[Direction] Transcribe the material verbatim in full; the pictures do not belong in the copy.

[Extracted material]
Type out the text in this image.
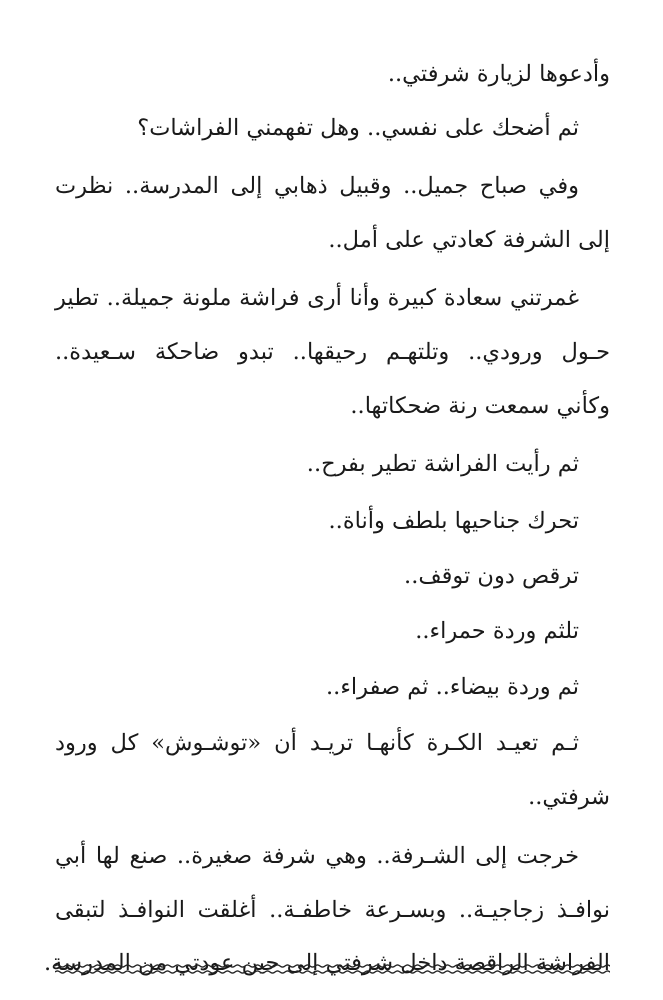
وأدعوها لزيارة شرفتي..
ثم أضحك على نفسي.. وهل تفهمني الفراشات؟
وفي صباح جميل.. وقبيل ذهابي إلى المدرسة.. نظرت
إلى الشرفة كعادتي على أمل..
غمرتني سعادة كبيرة وأنا أرى فراشة ملونة جميلة.. تطير
حـول ورودي.. وتلتهـم رحيقها.. تبدو ضاحكة سـعيدة..
وكأني سمعت رنة ضحكاتها..
ثم رأيت الفراشة تطير بفرح..
تحرك جناحيها بلطف وأناة..
ترقص دون توقف..
تلثم وردة حمراء..
ثم وردة بيضاء.. ثم صفراء..
ثـم تعيـد الكـرة كأنهـا تريـد أن «توشـوش» كل ورود
شرفتي..
خرجت إلى الشـرفة.. وهي شرفة صغيرة.. صنع لها أبي
نوافـذ زجاجيـة.. وبسـرعة خاطفـة.. أغلقت النوافـذ لتبقى
الفراشة الراقصة داخل شرفتي إلى حين عودتي من المدرسة.
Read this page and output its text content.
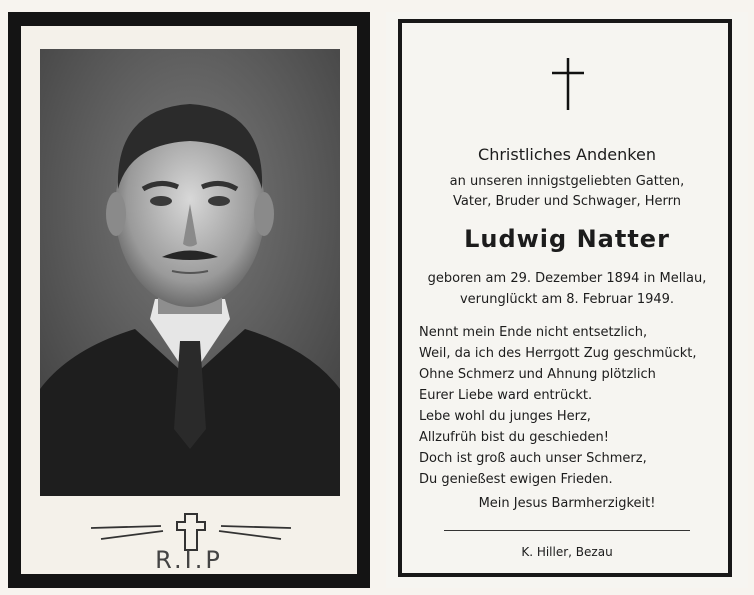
R.I.P
Christliches Andenken
an unseren innigstgeliebten Gatten,
Vater, Bruder und Schwager, Herrn
Ludwig Natter
geboren am 29. Dezember 1894 in Mellau,
verunglückt am 8. Februar 1949.
Nennt mein Ende nicht entsetzlich,
Weil, da ich des Herrgott Zug geschmückt,
Ohne Schmerz und Ahnung plötzlich
Eurer Liebe ward entrückt.
Lebe wohl du junges Herz,
Allzufrüh bist du geschieden!
Doch ist groß auch unser Schmerz,
Du genießest ewigen Frieden.
Mein Jesus Barmherzigkeit!
K. Hiller, Bezau
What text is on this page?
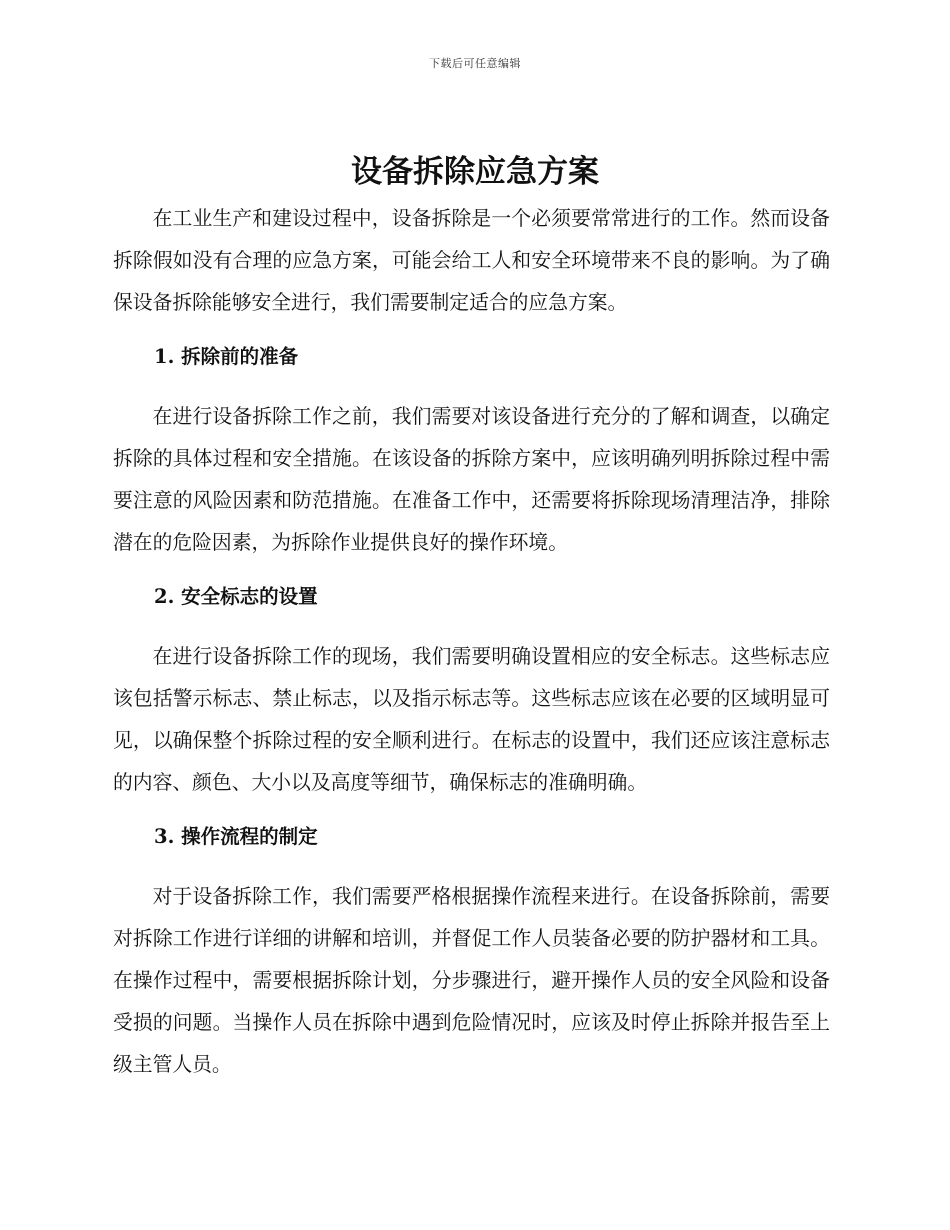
下载后可任意编辑
设备拆除应急方案

在工业生产和建设过程中，设备拆除是一个必须要常常进行的工作。然而设备拆除假如没有合理的应急方案，可能会给工人和安全环境带来不良的影响。为了确保设备拆除能够安全进行，我们需要制定适合的应急方案。

1. 拆除前的准备

在进行设备拆除工作之前，我们需要对该设备进行充分的了解和调查，以确定拆除的具体过程和安全措施。在该设备的拆除方案中，应该明确列明拆除过程中需要注意的风险因素和防范措施。在准备工作中，还需要将拆除现场清理洁净，排除潜在的危险因素，为拆除作业提供良好的操作环境。

2. 安全标志的设置

在进行设备拆除工作的现场，我们需要明确设置相应的安全标志。这些标志应该包括警示标志、禁止标志，以及指示标志等。这些标志应该在必要的区域明显可见，以确保整个拆除过程的安全顺利进行。在标志的设置中，我们还应该注意标志的内容、颜色、大小以及高度等细节，确保标志的准确明确。

3. 操作流程的制定

对于设备拆除工作，我们需要严格根据操作流程来进行。在设备拆除前，需要对拆除工作进行详细的讲解和培训，并督促工作人员装备必要的防护器材和工具。在操作过程中，需要根据拆除计划，分步骤进行，避开操作人员的安全风险和设备受损的问题。当操作人员在拆除中遇到危险情况时，应该及时停止拆除并报告至上级主管人员。
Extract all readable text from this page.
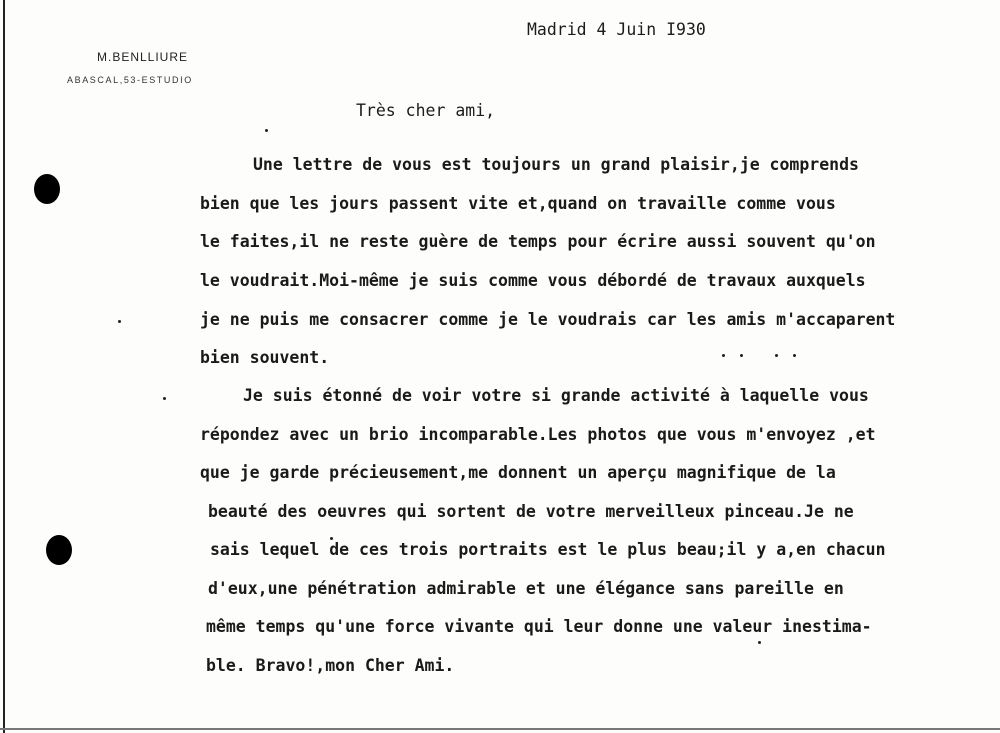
M.BENLLIURE
ABASCAL,53-ESTUDIO
Madrid 4 Juin I930
Très cher ami,
Une lettre de vous est toujours un grand plaisir,je comprends
bien que les jours passent vite et,quand on travaille comme vous
le faites,il ne reste guère de temps pour écrire aussi souvent qu'on
le voudrait.Moi-même je suis comme vous débordé de travaux auxquels
je ne puis me consacrer comme je le voudrais car les amis m'accaparent
bien souvent.
Je suis étonné de voir votre si grande activité à laquelle vous
répondez avec un brio incomparable.Les photos que vous m'envoyez ,et
que je garde précieusement,me donnent un aperçu magnifique de la
beauté des oeuvres qui sortent de votre merveilleux pinceau.Je ne
sais lequel de ces trois portraits est le plus beau;il y a,en chacun
d'eux,une pénétration admirable et une élégance sans pareille en
même temps qu'une force vivante qui leur donne une valeur inestima-
ble. Bravo!,mon Cher Ami.
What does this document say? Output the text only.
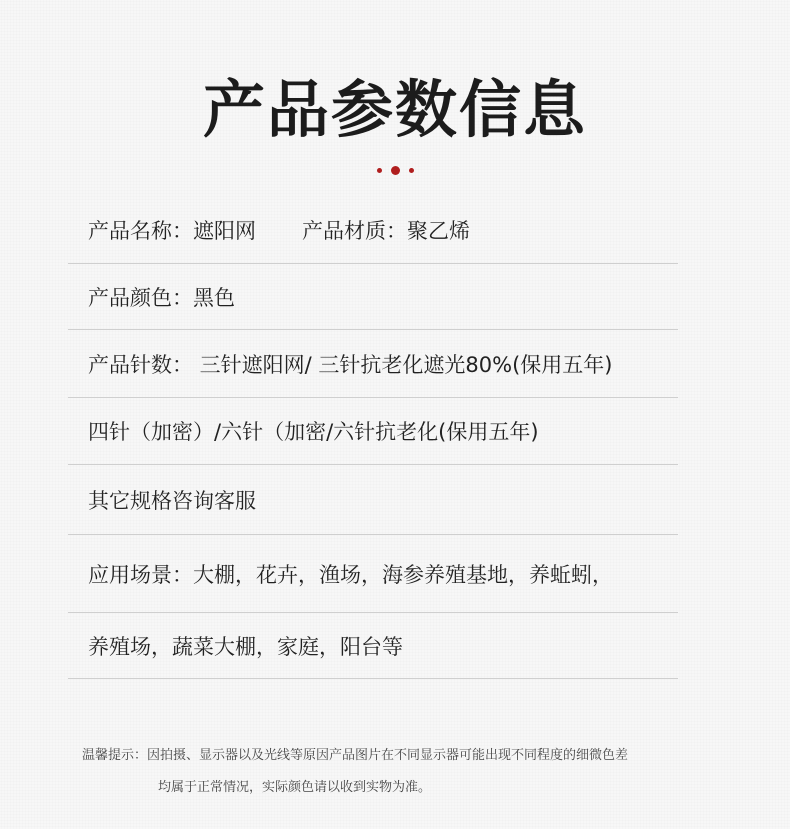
产品参数信息
产品名称：遮阳网 产品材质：聚乙烯
产品颜色：黑色
产品针数： 三针遮阳网/ 三针抗老化遮光80%(保用五年)
四针（加密）/六针（加密/六针抗老化(保用五年)
其它规格咨询客服
应用场景：大棚，花卉，渔场，海参养殖基地，养蚯蚓，
养殖场，蔬菜大棚，家庭，阳台等
温馨提示：因拍摄、显示器以及光线等原因产品图片在不同显示器可能出现不同程度的细微色差
均属于正常情况，实际颜色请以收到实物为准。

[Written solution]
Type out the text in this image.
وأدعوها لزيارة شرفتي..
ثم أضحك على نفسي.. وهل تفهمني الفراشات؟
وفي صباح جميل.. وقبيل ذهابي إلى المدرسة.. نظرت
إلى الشرفة كعادتي على أمل..
غمرتني سعادة كبيرة وأنا أرى فراشة ملونة جميلة.. تطير
حـول ورودي.. وتلتهـم رحيقها.. تبدو ضاحكة سـعيدة..
وكأني سمعت رنة ضحكاتها..
ثم رأيت الفراشة تطير بفرح..
تحرك جناحيها بلطف وأناة..
ترقص دون توقف..
تلثم وردة حمراء..
ثم وردة بيضاء.. ثم صفراء..
ثـم تعيـد الكـرة كأنهـا تريـد أن «توشـوش» كل ورود
شرفتي..
خرجت إلى الشـرفة.. وهي شرفة صغيرة.. صنع لها أبي
نوافـذ زجاجيـة.. وبسـرعة خاطفـة.. أغلقت النوافـذ لتبقى
الفراشة الراقصة داخل شرفتي إلى حين عودتي من المدرسة.
Read this page and output its text content.
R.I.P
Christliches Andenken
an unseren innigstgeliebten Gatten,
Vater, Bruder und Schwager, Herrn
Ludwig Natter
geboren am 29. Dezember 1894 in Mellau,
verunglückt am 8. Februar 1949.
Nennt mein Ende nicht entsetzlich,
Weil, da ich des Herrgott Zug geschmückt,
Ohne Schmerz und Ahnung plötzlich
Eurer Liebe ward entrückt.
Lebe wohl du junges Herz,
Allzufrüh bist du geschieden!
Doch ist groß auch unser Schmerz,
Du genießest ewigen Frieden.
Mein Jesus Barmherzigkeit!
K. Hiller, Bezau
What text is on this page?
下载后可任意编辑
设备拆除应急方案

在工业生产和建设过程中，设备拆除是一个必须要常常进行的工作。然而设备拆除假如没有合理的应急方案，可能会给工人和安全环境带来不良的影响。为了确保设备拆除能够安全进行，我们需要制定适合的应急方案。

1. 拆除前的准备

在进行设备拆除工作之前，我们需要对该设备进行充分的了解和调查，以确定拆除的具体过程和安全措施。在该设备的拆除方案中，应该明确列明拆除过程中需要注意的风险因素和防范措施。在准备工作中，还需要将拆除现场清理洁净，排除潜在的危险因素，为拆除作业提供良好的操作环境。

2. 安全标志的设置

在进行设备拆除工作的现场，我们需要明确设置相应的安全标志。这些标志应该包括警示标志、禁止标志，以及指示标志等。这些标志应该在必要的区域明显可见，以确保整个拆除过程的安全顺利进行。在标志的设置中，我们还应该注意标志的内容、颜色、大小以及高度等细节，确保标志的准确明确。

3. 操作流程的制定

对于设备拆除工作，我们需要严格根据操作流程来进行。在设备拆除前，需要对拆除工作进行详细的讲解和培训，并督促工作人员装备必要的防护器材和工具。在操作过程中，需要根据拆除计划，分步骤进行，避开操作人员的安全风险和设备受损的问题。当操作人员在拆除中遇到危险情况时，应该及时停止拆除并报告至上级主管人员。
Extract all readable text from this page.
M.BENLLIURE
ABASCAL,53-ESTUDIO
Madrid 4 Juin I930
Très cher ami,
Une lettre de vous est toujours un grand plaisir,je comprends
bien que les jours passent vite et,quand on travaille comme vous
le faites,il ne reste guère de temps pour écrire aussi souvent qu'on
le voudrait.Moi-même je suis comme vous débordé de travaux auxquels
je ne puis me consacrer comme je le voudrais car les amis m'accaparent
bien souvent.
Je suis étonné de voir votre si grande activité à laquelle vous
répondez avec un brio incomparable.Les photos que vous m'envoyez ,et
que je garde précieusement,me donnent un aperçu magnifique de la
beauté des oeuvres qui sortent de votre merveilleux pinceau.Je ne
sais lequel de ces trois portraits est le plus beau;il y a,en chacun
d'eux,une pénétration admirable et une élégance sans pareille en
même temps qu'une force vivante qui leur donne une valeur inestima-
ble. Bravo!,mon Cher Ami.
What does this document say? Output the text only.
产品参数信息
产品名称：遮阳网 产品材质：聚乙烯
产品颜色：黑色
产品针数： 三针遮阳网/ 三针抗老化遮光80%(保用五年)
四针（加密）/六针（加密/六针抗老化(保用五年)
其它规格咨询客服
应用场景：大棚，花卉，渔场，海参养殖基地，养蚯蚓，
养殖场，蔬菜大棚，家庭，阳台等
温馨提示：因拍摄、显示器以及光线等原因产品图片在不同显示器可能出现不同程度的细微色差
均属于正常情况，实际颜色请以收到实物为准。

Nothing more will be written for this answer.